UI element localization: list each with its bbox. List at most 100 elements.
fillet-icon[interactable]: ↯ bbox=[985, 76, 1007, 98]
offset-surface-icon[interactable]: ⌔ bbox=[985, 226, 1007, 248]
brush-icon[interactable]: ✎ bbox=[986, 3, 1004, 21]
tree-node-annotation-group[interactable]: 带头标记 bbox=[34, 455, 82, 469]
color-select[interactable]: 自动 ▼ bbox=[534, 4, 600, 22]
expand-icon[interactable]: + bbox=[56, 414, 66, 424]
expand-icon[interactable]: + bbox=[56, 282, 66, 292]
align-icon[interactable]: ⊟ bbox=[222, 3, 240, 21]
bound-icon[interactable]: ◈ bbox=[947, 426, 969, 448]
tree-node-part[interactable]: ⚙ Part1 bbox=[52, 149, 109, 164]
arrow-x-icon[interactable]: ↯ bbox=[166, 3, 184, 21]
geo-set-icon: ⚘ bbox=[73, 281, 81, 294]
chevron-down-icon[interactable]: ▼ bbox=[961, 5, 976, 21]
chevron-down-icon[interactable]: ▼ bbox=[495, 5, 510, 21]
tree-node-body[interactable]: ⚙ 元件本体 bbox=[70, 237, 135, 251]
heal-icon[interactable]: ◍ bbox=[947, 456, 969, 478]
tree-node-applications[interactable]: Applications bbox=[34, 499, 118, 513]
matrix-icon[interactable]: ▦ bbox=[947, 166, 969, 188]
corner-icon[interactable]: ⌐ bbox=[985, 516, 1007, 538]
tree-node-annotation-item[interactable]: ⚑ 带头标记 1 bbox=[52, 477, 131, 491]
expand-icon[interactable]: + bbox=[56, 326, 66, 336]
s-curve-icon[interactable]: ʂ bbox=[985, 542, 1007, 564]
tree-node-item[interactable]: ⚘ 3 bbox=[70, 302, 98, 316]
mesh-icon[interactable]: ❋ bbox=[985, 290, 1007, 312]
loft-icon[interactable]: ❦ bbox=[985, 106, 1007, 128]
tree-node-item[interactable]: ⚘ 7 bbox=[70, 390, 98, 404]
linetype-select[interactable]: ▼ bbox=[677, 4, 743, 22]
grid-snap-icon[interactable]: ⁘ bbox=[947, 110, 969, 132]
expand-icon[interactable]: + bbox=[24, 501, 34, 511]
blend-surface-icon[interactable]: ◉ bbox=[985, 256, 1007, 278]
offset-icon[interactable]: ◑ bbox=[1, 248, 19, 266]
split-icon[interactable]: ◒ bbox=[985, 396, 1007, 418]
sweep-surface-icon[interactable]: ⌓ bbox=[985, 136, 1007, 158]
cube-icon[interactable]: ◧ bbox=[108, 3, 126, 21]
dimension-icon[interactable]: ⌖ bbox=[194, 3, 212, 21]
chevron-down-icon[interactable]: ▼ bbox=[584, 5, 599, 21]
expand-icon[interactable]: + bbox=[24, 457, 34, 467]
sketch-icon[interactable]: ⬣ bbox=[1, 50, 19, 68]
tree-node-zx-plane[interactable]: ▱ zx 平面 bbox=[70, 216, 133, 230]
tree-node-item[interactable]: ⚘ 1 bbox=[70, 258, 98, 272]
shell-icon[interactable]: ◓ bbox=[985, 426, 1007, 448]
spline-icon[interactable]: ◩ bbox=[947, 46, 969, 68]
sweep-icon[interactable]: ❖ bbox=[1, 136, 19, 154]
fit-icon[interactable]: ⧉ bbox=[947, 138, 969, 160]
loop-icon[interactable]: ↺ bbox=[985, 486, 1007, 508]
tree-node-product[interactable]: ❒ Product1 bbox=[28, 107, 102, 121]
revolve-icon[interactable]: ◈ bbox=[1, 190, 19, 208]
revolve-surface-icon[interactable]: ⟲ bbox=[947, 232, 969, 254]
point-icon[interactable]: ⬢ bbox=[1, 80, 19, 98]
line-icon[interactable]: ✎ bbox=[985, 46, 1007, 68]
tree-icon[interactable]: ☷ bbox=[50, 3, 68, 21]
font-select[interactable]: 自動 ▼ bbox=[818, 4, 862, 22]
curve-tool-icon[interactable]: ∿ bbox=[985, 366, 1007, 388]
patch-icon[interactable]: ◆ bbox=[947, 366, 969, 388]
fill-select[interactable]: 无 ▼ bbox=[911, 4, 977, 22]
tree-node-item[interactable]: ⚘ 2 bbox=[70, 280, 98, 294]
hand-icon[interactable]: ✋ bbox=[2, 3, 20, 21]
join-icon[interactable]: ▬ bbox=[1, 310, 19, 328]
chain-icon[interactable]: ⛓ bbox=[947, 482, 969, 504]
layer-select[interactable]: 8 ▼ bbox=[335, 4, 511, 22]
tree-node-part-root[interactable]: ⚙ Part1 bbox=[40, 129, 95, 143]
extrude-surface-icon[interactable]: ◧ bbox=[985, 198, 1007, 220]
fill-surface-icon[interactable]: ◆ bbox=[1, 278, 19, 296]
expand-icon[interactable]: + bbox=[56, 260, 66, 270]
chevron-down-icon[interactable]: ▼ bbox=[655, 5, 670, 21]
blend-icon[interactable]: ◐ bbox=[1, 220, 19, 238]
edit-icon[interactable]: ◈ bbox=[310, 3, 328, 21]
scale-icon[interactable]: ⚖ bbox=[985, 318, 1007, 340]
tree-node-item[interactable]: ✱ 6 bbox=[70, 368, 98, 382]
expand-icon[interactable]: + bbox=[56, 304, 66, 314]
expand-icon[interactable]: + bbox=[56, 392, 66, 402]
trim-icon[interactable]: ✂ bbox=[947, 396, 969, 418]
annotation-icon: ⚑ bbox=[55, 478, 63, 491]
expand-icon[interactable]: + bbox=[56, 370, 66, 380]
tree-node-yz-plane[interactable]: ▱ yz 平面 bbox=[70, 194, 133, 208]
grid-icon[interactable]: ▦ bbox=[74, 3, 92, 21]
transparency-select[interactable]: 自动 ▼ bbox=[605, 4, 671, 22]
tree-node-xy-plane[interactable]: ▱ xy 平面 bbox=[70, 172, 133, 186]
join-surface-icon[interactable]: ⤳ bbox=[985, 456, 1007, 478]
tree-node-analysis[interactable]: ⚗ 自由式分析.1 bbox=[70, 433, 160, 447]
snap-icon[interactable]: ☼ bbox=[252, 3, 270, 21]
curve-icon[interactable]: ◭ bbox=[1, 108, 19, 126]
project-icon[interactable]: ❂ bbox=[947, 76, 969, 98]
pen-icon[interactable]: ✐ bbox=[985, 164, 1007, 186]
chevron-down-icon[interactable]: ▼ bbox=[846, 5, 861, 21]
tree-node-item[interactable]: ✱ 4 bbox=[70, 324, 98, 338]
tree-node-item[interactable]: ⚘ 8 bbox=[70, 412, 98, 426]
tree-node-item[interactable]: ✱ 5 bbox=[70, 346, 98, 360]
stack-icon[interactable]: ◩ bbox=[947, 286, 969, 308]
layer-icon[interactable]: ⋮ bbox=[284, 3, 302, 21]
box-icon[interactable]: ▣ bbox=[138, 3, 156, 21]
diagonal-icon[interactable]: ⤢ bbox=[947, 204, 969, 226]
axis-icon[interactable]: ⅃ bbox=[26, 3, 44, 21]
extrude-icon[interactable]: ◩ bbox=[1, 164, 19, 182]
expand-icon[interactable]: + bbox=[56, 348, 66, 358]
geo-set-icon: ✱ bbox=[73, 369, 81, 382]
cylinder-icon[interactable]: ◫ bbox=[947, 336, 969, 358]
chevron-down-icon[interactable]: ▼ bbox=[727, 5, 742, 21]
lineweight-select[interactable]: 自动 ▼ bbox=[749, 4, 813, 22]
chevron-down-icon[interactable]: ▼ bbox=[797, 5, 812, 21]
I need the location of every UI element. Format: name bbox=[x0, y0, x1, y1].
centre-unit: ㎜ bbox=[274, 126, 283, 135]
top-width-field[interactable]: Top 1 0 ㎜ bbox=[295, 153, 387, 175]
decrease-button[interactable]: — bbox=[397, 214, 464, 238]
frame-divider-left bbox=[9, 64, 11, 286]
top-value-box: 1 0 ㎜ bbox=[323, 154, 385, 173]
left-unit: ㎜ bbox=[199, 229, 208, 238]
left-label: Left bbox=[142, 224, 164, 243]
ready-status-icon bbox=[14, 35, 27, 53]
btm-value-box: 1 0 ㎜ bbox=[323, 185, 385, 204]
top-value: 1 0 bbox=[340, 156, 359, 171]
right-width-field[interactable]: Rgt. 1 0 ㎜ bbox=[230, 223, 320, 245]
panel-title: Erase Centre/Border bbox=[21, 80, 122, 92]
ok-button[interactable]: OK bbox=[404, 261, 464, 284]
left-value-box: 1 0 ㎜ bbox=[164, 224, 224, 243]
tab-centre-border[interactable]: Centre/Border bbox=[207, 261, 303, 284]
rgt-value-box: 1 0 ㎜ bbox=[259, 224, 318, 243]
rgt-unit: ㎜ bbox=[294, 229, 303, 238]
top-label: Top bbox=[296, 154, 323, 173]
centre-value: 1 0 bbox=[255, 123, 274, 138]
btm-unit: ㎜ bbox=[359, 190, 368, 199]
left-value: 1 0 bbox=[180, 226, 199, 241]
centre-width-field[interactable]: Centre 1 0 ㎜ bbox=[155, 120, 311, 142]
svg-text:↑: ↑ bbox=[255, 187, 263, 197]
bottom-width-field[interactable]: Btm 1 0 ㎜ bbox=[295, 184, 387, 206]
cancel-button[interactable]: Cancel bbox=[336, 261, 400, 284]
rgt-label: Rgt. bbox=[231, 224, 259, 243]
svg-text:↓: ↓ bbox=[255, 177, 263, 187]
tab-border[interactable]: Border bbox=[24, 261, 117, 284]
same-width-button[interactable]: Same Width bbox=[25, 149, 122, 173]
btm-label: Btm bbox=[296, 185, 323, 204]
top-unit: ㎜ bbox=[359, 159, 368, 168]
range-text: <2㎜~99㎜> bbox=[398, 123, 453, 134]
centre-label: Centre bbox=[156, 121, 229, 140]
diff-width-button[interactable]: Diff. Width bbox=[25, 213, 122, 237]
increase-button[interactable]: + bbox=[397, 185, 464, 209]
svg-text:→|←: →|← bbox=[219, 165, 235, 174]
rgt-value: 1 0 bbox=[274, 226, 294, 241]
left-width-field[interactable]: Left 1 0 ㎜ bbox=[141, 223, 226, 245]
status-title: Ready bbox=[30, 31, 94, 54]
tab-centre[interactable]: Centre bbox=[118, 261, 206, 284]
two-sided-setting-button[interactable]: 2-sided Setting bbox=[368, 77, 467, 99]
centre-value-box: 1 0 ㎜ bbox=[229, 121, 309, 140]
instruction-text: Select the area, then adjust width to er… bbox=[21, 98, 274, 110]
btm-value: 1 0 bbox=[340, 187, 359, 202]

◇ ◇ ◇ ◇

EXERCISE:
Can you give the records, starting at the first line and ending at the line that contains "tree-node-annotation-item[interactable]: ⚑ 带头标记", as a Markdown table with the columns No. and Line, a row number and the line in each row, and blank lines left out?

SOLUTION TO THIS EXERCISE:
| No. | Line |
|---|---|
| 1 | UI element localization: list each with its bbox. List at most 100 elements. |
| 2 | fillet-icon[interactable]: ↯ bbox=[985, 76, 1007, 98] |
| 3 | offset-surface-icon[interactable]: ⌔ bbox=[985, 226, 1007, 248] |
| 4 | brush-icon[interactable]: ✎ bbox=[986, 3, 1004, 21] |
| 5 | tree-node-annotation-group[interactable]: 带头标记 bbox=[34, 455, 82, 469] |
| 6 | color-select[interactable]: 自动 ▼ bbox=[534, 4, 600, 22] |
| 7 | expand-icon[interactable]: + bbox=[56, 414, 66, 424] |
| 8 | expand-icon[interactable]: + bbox=[56, 282, 66, 292] |
| 9 | align-icon[interactable]: ⊟ bbox=[222, 3, 240, 21] |
| 10 | bound-icon[interactable]: ◈ bbox=[947, 426, 969, 448] |
| 11 | tree-node-part[interactable]: ⚙ Part1 bbox=[52, 149, 109, 164] |
| 12 | arrow-x-icon[interactable]: ↯ bbox=[166, 3, 184, 21] |
| 13 | geo-set-icon: ⚘ bbox=[73, 281, 81, 294] |
| 14 | chevron-down-icon[interactable]: ▼ bbox=[961, 5, 976, 21] |
| 15 | chevron-down-icon[interactable]: ▼ bbox=[495, 5, 510, 21] |
| 16 | tree-node-body[interactable]: ⚙ 元件本体 bbox=[70, 237, 135, 251] |
| 17 | heal-icon[interactable]: ◍ bbox=[947, 456, 969, 478] |
| 18 | tree-node-applications[interactable]: Applications bbox=[34, 499, 118, 513] |
| 19 | matrix-icon[interactable]: ▦ bbox=[947, 166, 969, 188] |
| 20 | corner-icon[interactable]: ⌐ bbox=[985, 516, 1007, 538] |
| 21 | tree-node-annotation-item[interactable]: ⚑ 带头标记 1 bbox=[52, 477, 131, 491] |